SHORT PROBLEM: Repeat every line below exactly, word for word.

(Saved data entries)
--- --- ---
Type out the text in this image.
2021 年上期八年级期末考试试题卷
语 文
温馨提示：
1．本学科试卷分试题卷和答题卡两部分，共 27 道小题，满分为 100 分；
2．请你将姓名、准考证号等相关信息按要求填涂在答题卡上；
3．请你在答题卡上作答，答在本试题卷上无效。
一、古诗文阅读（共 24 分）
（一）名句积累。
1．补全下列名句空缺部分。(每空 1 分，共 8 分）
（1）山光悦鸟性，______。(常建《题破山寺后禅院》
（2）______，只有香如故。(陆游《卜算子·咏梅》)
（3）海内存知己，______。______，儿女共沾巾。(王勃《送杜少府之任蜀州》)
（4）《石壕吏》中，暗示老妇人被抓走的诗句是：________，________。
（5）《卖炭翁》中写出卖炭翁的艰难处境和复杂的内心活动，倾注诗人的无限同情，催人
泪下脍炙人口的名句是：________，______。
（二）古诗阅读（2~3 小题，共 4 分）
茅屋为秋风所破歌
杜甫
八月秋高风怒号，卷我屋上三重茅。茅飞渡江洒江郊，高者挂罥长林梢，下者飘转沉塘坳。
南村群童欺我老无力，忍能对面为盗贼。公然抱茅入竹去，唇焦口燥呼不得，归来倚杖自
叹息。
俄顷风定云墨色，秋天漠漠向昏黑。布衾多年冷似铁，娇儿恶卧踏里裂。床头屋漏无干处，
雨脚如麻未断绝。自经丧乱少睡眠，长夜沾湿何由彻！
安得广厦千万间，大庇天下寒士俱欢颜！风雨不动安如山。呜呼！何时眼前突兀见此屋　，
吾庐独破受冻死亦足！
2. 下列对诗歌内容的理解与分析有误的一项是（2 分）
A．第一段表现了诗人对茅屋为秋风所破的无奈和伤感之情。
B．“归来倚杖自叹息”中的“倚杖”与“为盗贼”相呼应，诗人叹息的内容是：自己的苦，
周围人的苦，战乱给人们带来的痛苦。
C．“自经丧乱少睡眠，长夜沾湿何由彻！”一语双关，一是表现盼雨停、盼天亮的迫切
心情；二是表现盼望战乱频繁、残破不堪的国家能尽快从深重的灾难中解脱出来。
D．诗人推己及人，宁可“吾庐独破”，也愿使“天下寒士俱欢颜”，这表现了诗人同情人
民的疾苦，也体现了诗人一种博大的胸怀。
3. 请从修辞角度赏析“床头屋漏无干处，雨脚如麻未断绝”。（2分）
--- --- ---
SOLVED EXERCISE:
Type out the text in this image.
2021 年上期八年级期末考试试题卷
语 文
温馨提示：
1．本学科试卷分试题卷和答题卡两部分，共 27 道小题，满分为 100 分；
2．请你将姓名、准考证号等相关信息按要求填涂在答题卡上；
3．请你在答题卡上作答，答在本试题卷上无效。
一、古诗文阅读（共 24 分）
（一）名句积累。
1．补全下列名句空缺部分。(每空 1 分，共 8 分）
（1）山光悦鸟性，______。(常建《题破山寺后禅院》
（2）______，只有香如故。(陆游《卜算子·咏梅》)
（3）海内存知己，______。______，儿女共沾巾。(王勃《送杜少府之任蜀州》)
（4）《石壕吏》中，暗示老妇人被抓走的诗句是：________，________。
（5）《卖炭翁》中写出卖炭翁的艰难处境和复杂的内心活动，倾注诗人的无限同情，催人
泪下脍炙人口的名句是：________，______。
（二）古诗阅读（2~3 小题，共 4 分）
茅屋为秋风所破歌
杜甫
八月秋高风怒号，卷我屋上三重茅。茅飞渡江洒江郊，高者挂罥长林梢，下者飘转沉塘坳。
南村群童欺我老无力，忍能对面为盗贼。公然抱茅入竹去，唇焦口燥呼不得，归来倚杖自
叹息。
俄顷风定云墨色，秋天漠漠向昏黑。布衾多年冷似铁，娇儿恶卧踏里裂。床头屋漏无干处，
雨脚如麻未断绝。自经丧乱少睡眠，长夜沾湿何由彻！
安得广厦千万间，大庇天下寒士俱欢颜！风雨不动安如山。呜呼！何时眼前突兀见此屋　，
吾庐独破受冻死亦足！
2. 下列对诗歌内容的理解与分析有误的一项是（2 分）
A．第一段表现了诗人对茅屋为秋风所破的无奈和伤感之情。
B．“归来倚杖自叹息”中的“倚杖”与“为盗贼”相呼应，诗人叹息的内容是：自己的苦，
周围人的苦，战乱给人们带来的痛苦。
C．“自经丧乱少睡眠，长夜沾湿何由彻！”一语双关，一是表现盼雨停、盼天亮的迫切
心情；二是表现盼望战乱频繁、残破不堪的国家能尽快从深重的灾难中解脱出来。
D．诗人推己及人，宁可“吾庐独破”，也愿使“天下寒士俱欢颜”，这表现了诗人同情人
民的疾苦，也体现了诗人一种博大的胸怀。
3. 请从修辞角度赏析“床头屋漏无干处，雨脚如麻未断绝”。（2分）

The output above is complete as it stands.